DIRECTIONS FOR THIS TASK
Quote the records that follow in full, leaving the pictures out.
........
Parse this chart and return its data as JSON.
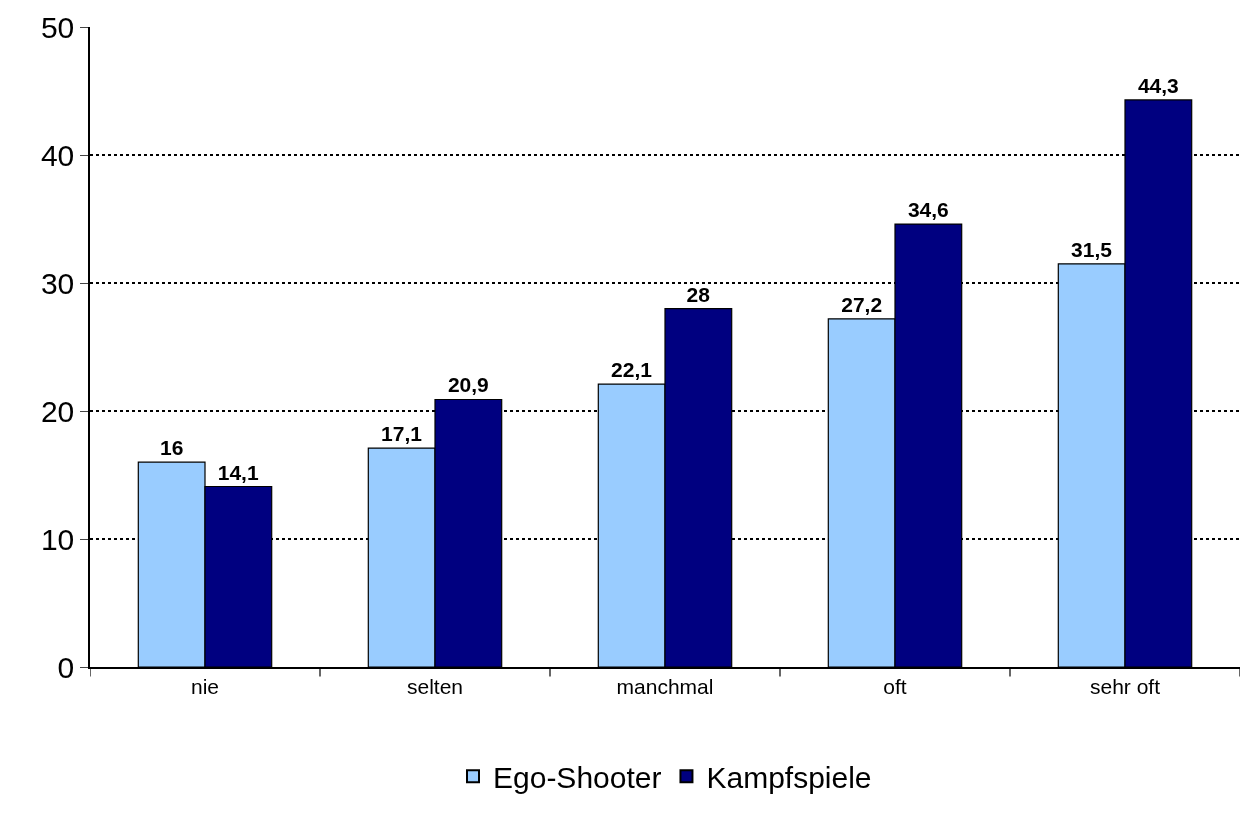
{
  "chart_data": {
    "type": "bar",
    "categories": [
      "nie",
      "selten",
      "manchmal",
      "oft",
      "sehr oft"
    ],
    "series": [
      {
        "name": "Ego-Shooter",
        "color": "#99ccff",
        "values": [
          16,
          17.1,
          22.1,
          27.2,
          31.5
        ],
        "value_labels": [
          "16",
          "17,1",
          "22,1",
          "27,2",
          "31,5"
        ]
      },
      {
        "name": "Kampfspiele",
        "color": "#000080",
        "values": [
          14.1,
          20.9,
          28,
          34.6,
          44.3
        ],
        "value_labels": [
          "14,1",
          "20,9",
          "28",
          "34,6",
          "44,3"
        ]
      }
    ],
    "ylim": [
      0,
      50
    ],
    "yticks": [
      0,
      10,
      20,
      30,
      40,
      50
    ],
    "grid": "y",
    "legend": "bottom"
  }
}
........
THE REPLY
Parse this chart and return its data as JSON.
{
  "chart_data": {
    "type": "bar",
    "categories": [
      "nie",
      "selten",
      "manchmal",
      "oft",
      "sehr oft"
    ],
    "series": [
      {
        "name": "Ego-Shooter",
        "color": "#99ccff",
        "values": [
          16,
          17.1,
          22.1,
          27.2,
          31.5
        ],
        "value_labels": [
          "16",
          "17,1",
          "22,1",
          "27,2",
          "31,5"
        ]
      },
      {
        "name": "Kampfspiele",
        "color": "#000080",
        "values": [
          14.1,
          20.9,
          28,
          34.6,
          44.3
        ],
        "value_labels": [
          "14,1",
          "20,9",
          "28",
          "34,6",
          "44,3"
        ]
      }
    ],
    "ylim": [
      0,
      50
    ],
    "yticks": [
      0,
      10,
      20,
      30,
      40,
      50
    ],
    "grid": "y",
    "legend": "bottom"
  }
}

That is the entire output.